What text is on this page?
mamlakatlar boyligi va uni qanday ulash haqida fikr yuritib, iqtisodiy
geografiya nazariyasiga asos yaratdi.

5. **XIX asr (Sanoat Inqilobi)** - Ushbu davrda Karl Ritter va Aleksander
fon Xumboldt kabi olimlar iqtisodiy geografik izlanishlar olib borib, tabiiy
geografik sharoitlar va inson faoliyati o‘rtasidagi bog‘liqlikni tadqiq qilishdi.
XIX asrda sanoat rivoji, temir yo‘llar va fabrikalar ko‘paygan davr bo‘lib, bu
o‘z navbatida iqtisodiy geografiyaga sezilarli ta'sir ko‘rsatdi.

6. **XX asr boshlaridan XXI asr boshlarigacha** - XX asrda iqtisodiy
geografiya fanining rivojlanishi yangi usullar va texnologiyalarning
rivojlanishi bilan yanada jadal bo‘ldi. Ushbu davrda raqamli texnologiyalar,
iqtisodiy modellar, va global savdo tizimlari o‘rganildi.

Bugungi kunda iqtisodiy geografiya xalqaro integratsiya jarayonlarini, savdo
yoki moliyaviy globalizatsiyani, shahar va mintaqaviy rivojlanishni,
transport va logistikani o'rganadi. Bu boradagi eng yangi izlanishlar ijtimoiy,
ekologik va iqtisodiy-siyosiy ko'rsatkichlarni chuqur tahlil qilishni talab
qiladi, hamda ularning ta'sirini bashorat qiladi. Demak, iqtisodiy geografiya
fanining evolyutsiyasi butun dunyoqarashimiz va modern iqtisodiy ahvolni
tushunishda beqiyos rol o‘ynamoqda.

OBJECTIVE:
Output all preceding records character for character.

EXERCISE OUTPUT:
What text is on this page?
mamlakatlar boyligi va uni qanday ulash haqida fikr yuritib, iqtisodiy
geografiya nazariyasiga asos yaratdi.

5. **XIX asr (Sanoat Inqilobi)** - Ushbu davrda Karl Ritter va Aleksander
fon Xumboldt kabi olimlar iqtisodiy geografik izlanishlar olib borib, tabiiy
geografik sharoitlar va inson faoliyati o‘rtasidagi bog‘liqlikni tadqiq qilishdi.
XIX asrda sanoat rivoji, temir yo‘llar va fabrikalar ko‘paygan davr bo‘lib, bu
o‘z navbatida iqtisodiy geografiyaga sezilarli ta'sir ko‘rsatdi.

6. **XX asr boshlaridan XXI asr boshlarigacha** - XX asrda iqtisodiy
geografiya fanining rivojlanishi yangi usullar va texnologiyalarning
rivojlanishi bilan yanada jadal bo‘ldi. Ushbu davrda raqamli texnologiyalar,
iqtisodiy modellar, va global savdo tizimlari o‘rganildi.

Bugungi kunda iqtisodiy geografiya xalqaro integratsiya jarayonlarini, savdo
yoki moliyaviy globalizatsiyani, shahar va mintaqaviy rivojlanishni,
transport va logistikani o'rganadi. Bu boradagi eng yangi izlanishlar ijtimoiy,
ekologik va iqtisodiy-siyosiy ko'rsatkichlarni chuqur tahlil qilishni talab
qiladi, hamda ularning ta'sirini bashorat qiladi. Demak, iqtisodiy geografiya
fanining evolyutsiyasi butun dunyoqarashimiz va modern iqtisodiy ahvolni
tushunishda beqiyos rol o‘ynamoqda.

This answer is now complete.